→ EXERCISE
From the listing below, pick out each line with the word "content".

→ RECORDS TO PROCESS
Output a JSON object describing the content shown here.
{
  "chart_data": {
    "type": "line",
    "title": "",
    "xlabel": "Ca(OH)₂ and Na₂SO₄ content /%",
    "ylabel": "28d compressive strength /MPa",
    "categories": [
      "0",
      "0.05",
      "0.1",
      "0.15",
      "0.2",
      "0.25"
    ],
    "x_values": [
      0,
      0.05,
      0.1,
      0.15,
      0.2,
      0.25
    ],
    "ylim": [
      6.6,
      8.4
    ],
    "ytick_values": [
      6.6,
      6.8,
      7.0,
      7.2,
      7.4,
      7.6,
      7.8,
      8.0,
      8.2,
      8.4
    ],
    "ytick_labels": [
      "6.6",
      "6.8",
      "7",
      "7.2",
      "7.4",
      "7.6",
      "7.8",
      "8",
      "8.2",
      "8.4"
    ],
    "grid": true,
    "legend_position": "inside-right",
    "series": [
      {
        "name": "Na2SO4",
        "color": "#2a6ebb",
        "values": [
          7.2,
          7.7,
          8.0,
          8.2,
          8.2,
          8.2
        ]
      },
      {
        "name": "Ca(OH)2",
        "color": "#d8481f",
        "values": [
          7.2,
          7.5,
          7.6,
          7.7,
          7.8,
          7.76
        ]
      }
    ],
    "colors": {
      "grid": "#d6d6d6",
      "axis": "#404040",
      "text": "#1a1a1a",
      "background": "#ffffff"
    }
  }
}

→ WORKED SOLUTION
Output a JSON object describing the content shown here.
    "xlabel": "Ca(OH)₂ and Na₂SO₄ content /%",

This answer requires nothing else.